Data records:

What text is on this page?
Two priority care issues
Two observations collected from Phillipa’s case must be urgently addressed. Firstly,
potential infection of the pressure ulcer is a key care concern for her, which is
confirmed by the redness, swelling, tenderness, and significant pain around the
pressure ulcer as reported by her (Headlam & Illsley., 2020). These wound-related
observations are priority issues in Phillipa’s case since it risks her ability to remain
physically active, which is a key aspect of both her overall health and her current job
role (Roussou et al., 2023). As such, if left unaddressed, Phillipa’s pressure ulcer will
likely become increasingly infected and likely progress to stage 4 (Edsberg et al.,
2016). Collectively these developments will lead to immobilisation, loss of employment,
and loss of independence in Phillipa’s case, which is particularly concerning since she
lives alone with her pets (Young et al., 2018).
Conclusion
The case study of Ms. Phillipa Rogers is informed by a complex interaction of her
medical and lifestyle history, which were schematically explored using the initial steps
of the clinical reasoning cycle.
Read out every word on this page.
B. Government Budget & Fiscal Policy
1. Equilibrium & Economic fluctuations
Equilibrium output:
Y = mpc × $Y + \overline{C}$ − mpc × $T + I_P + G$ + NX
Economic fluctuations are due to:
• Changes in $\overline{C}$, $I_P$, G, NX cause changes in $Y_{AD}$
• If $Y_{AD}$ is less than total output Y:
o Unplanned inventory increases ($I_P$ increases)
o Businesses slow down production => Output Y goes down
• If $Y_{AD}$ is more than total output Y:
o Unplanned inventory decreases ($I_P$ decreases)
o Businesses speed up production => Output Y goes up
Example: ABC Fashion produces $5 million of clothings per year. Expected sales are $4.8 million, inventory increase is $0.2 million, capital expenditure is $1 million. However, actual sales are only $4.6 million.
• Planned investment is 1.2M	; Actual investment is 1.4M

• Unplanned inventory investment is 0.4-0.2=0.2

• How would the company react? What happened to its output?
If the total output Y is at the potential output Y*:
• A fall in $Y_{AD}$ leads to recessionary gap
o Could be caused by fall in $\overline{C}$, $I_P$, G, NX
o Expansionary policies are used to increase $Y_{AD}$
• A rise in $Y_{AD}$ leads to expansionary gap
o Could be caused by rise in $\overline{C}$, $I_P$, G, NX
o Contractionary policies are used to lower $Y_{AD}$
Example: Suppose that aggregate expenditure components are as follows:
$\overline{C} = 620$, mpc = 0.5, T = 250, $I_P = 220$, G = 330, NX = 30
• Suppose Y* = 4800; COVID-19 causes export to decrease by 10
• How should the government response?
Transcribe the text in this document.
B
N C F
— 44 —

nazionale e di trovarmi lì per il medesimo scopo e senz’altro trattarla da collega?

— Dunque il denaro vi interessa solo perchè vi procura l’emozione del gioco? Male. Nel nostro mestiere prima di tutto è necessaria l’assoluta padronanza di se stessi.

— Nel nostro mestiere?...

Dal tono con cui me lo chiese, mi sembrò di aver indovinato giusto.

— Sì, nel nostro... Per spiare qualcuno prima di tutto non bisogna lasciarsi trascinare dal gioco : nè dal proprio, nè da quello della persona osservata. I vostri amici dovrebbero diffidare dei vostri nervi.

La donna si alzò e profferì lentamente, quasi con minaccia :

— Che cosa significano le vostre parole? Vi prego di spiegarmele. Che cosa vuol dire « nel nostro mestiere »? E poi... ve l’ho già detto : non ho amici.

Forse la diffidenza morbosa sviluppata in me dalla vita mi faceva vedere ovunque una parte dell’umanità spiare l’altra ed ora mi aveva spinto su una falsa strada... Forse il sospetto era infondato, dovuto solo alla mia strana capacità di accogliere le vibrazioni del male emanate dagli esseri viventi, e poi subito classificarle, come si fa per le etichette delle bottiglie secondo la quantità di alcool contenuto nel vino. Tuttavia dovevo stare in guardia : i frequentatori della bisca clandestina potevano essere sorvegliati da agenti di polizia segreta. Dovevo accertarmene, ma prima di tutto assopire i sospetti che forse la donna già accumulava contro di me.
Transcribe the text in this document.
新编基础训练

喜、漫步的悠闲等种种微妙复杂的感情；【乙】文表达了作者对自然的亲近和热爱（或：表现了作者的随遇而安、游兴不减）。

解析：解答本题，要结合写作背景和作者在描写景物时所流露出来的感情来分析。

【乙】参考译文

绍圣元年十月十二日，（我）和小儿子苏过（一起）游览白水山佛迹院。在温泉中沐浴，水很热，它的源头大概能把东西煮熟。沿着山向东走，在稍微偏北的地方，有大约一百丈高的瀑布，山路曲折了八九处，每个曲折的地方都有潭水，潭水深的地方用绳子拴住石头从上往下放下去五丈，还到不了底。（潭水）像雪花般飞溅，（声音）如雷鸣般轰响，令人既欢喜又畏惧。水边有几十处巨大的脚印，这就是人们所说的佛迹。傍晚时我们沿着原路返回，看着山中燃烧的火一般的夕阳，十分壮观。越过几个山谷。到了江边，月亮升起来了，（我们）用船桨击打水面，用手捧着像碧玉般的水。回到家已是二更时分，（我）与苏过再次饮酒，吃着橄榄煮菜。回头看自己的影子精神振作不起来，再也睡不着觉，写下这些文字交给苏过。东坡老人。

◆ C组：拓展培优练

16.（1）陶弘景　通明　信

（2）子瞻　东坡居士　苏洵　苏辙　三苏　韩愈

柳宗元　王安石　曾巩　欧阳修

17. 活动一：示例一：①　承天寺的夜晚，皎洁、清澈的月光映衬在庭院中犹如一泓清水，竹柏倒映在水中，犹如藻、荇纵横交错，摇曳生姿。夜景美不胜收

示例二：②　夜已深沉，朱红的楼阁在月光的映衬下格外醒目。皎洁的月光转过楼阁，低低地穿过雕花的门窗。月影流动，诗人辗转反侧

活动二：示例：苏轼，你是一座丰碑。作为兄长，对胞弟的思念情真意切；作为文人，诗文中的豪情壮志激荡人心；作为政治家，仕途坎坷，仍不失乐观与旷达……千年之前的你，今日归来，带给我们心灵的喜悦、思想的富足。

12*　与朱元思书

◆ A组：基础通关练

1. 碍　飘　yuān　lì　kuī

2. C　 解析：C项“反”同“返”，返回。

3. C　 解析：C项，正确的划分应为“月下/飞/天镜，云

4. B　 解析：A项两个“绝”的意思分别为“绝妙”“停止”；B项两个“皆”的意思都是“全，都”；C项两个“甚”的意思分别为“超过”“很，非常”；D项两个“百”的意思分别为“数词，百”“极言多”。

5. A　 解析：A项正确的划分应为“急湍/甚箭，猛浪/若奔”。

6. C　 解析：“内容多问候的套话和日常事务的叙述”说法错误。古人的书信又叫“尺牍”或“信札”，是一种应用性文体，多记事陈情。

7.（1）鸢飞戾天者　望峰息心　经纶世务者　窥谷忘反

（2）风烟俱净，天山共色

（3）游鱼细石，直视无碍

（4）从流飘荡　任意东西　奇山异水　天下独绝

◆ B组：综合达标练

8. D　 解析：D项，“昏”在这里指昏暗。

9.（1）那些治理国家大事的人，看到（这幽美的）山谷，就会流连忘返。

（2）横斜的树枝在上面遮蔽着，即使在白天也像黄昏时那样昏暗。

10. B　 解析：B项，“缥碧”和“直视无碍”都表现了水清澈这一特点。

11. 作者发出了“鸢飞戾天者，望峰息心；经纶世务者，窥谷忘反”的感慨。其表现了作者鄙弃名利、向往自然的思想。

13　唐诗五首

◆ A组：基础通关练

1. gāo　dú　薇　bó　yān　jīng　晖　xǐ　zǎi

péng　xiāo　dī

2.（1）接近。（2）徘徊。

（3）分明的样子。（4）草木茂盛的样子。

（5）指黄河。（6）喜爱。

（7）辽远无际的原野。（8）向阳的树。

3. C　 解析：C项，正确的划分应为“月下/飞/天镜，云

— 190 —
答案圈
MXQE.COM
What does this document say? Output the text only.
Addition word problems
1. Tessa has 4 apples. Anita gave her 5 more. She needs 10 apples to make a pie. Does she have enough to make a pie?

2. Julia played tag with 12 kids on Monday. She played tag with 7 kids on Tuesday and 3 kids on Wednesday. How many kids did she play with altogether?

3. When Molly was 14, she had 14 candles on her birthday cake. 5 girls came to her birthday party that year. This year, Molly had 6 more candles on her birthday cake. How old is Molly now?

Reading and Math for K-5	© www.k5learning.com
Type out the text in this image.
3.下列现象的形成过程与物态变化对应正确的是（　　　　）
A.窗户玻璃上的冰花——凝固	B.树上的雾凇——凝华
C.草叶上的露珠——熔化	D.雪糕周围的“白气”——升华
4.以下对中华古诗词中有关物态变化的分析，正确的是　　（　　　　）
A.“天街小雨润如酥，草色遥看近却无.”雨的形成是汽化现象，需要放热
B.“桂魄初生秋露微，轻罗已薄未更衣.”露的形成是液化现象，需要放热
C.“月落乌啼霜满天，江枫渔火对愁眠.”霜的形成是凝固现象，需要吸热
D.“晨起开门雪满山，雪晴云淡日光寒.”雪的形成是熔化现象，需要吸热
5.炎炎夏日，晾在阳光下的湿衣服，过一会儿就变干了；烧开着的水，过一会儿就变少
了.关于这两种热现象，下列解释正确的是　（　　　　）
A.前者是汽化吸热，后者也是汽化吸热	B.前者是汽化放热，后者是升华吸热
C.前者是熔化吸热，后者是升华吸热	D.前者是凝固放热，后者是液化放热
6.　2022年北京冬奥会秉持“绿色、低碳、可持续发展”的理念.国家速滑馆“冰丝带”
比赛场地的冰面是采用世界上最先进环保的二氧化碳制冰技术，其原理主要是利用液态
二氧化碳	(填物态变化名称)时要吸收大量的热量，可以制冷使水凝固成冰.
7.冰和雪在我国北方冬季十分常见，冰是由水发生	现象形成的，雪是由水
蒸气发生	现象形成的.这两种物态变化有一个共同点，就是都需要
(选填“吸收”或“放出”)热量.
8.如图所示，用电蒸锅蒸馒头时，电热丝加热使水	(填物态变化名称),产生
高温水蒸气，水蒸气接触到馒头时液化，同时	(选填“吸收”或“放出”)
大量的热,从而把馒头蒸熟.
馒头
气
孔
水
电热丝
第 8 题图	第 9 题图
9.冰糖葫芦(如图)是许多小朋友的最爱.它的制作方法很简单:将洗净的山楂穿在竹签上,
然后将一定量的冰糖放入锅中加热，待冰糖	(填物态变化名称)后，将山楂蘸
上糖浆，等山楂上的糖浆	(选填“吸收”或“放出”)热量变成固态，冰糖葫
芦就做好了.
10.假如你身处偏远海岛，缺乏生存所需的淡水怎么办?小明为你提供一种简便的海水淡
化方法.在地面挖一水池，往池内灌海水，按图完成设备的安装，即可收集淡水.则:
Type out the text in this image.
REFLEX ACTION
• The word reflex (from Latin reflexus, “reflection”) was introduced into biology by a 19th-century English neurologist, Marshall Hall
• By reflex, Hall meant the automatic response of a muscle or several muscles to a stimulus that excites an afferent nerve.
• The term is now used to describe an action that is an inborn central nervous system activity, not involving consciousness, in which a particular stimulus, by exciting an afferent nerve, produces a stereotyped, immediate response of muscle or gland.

Requirements:
Lines holding the word "Example" should be counted across the entries; state only how many there are.

Result of the exercise:
2